# TEXTO DEL EJERCICIO
····················

El presidente electo Daniel Ortega, del Frente Sandinista, manifestó ayer que “un desafió y un reto” del pueblo de Nicaragua y, en particular de su futura administración, consiste en alcanzar “relaciones respetuosas” con el gobierno y el pueblo de los Estados Unidos.
Ortega gobernó en los años ochenta Nicaragua, tiempo durante el cual mantuvo un enfrentamiento armado con la llamada contrarrevolución, financiada por Estados Unidos.
“Indiscutiblemente que con el pueblo norteamericano siempre ha habido una gran afinidad ya que Nicaragua es un pueblo muy hospitalario, de puertas abiertas para todos los que nos visitan y, en particular, para el pueblo estadounidense”, expresó Ortega.
Señaló que las complejidades se han presentado en las políticas de Estado de los gobernantes norteamericanos y sus relaciones con los países de América Latina, en particular con Nicaragua.
“Un elemento fundamental que tiene que ver con la política de Estados Unidos hacia toda la región es cómo lograr que los norteamericanos correspondan a las decisiones que tenemos los latinoamericanos de establecer relaciones respetuosas en el ámbito político y relaciones justas en el plano comercial y social”, indicó Ortega ante un grupo de intelectuales estadounidenses reunidos en Managua.
Ortega manifestó su deseo de trabajar con el gobierno norteamericano y de respetar el acuerdo comercial DR-Cafta pero al mismo tiempo reconoció que su gobierno fortalecerá relaciones comerciales con países como Venezuela, Bolivia y Cuba.

····················

# EXTRACTO DE DATOS

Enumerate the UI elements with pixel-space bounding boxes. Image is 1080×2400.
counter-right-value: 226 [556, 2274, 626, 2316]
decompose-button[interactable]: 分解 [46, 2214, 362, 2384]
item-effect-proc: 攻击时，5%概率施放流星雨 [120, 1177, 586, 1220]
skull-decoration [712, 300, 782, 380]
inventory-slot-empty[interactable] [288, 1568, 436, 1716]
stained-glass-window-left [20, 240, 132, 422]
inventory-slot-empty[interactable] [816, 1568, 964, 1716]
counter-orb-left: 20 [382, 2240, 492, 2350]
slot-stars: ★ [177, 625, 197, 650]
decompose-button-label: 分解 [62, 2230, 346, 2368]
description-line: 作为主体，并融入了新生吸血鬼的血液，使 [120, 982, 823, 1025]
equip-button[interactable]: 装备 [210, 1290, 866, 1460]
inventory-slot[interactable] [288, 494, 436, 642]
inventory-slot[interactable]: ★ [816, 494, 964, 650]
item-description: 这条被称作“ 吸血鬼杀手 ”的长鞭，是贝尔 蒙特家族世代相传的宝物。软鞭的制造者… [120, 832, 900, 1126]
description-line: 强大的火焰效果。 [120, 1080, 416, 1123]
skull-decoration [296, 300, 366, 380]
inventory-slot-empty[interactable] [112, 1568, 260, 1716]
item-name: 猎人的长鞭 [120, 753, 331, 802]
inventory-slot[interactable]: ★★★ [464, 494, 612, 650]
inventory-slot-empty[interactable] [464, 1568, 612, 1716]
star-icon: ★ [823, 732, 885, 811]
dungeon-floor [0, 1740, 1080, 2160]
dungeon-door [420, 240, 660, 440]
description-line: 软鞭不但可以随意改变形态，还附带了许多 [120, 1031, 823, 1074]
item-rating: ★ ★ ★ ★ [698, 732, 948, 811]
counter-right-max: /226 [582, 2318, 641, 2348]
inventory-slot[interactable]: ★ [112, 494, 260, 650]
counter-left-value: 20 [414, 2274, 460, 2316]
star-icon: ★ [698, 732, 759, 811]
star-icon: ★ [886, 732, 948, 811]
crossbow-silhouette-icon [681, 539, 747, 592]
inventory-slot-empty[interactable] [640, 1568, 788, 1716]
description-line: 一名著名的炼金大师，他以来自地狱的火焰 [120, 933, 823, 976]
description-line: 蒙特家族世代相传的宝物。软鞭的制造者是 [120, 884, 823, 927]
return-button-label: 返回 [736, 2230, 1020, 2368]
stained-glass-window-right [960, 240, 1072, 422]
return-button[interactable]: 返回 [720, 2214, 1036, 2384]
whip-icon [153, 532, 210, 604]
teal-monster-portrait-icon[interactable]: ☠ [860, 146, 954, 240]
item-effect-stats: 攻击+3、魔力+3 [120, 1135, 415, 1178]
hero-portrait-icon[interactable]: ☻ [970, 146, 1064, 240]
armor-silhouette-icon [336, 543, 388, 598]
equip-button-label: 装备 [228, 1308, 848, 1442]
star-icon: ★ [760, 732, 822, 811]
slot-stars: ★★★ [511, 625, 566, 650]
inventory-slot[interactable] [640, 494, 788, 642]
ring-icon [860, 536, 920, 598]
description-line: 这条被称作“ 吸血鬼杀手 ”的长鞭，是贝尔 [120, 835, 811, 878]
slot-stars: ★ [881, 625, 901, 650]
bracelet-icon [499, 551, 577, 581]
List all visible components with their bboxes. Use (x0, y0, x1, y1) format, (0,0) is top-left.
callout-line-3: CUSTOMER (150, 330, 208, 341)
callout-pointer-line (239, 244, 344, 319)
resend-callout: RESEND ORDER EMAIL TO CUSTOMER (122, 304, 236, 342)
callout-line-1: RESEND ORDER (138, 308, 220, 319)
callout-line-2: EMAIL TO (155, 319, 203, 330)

····················

# TU OBJETIVO
Copia íntegro el texto sobre Daniel Ortega y las relaciones con Estados Unidos, sin alterar una sola palabra ni signo. Los registros proceden de otra fuente distinta del texto.

# EJERCICIO RESUELTO
El presidente electo Daniel Ortega, del Frente Sandinista, manifestó ayer que “un desafió y un reto” del pueblo de Nicaragua y, en particular de su futura administración, consiste en alcanzar “relaciones respetuosas” con el gobierno y el pueblo de los Estados Unidos.
Ortega gobernó en los años ochenta Nicaragua, tiempo durante el cual mantuvo un enfrentamiento armado con la llamada contrarrevolución, financiada por Estados Unidos.
“Indiscutiblemente que con el pueblo norteamericano siempre ha habido una gran afinidad ya que Nicaragua es un pueblo muy hospitalario, de puertas abiertas para todos los que nos visitan y, en particular, para el pueblo estadounidense”, expresó Ortega.
Señaló que las complejidades se han presentado en las políticas de Estado de los gobernantes norteamericanos y sus relaciones con los países de América Latina, en particular con Nicaragua.
“Un elemento fundamental que tiene que ver con la política de Estados Unidos hacia toda la región es cómo lograr que los norteamericanos correspondan a las decisiones que tenemos los latinoamericanos de establecer relaciones respetuosas en el ámbito político y relaciones justas en el plano comercial y social”, indicó Ortega ante un grupo de intelectuales estadounidenses reunidos en Managua.
Ortega manifestó su deseo de trabajar con el gobierno norteamericano y de respetar el acuerdo comercial DR-Cafta pero al mismo tiempo reconoció que su gobierno fortalecerá relaciones comerciales con países como Venezuela, Bolivia y Cuba.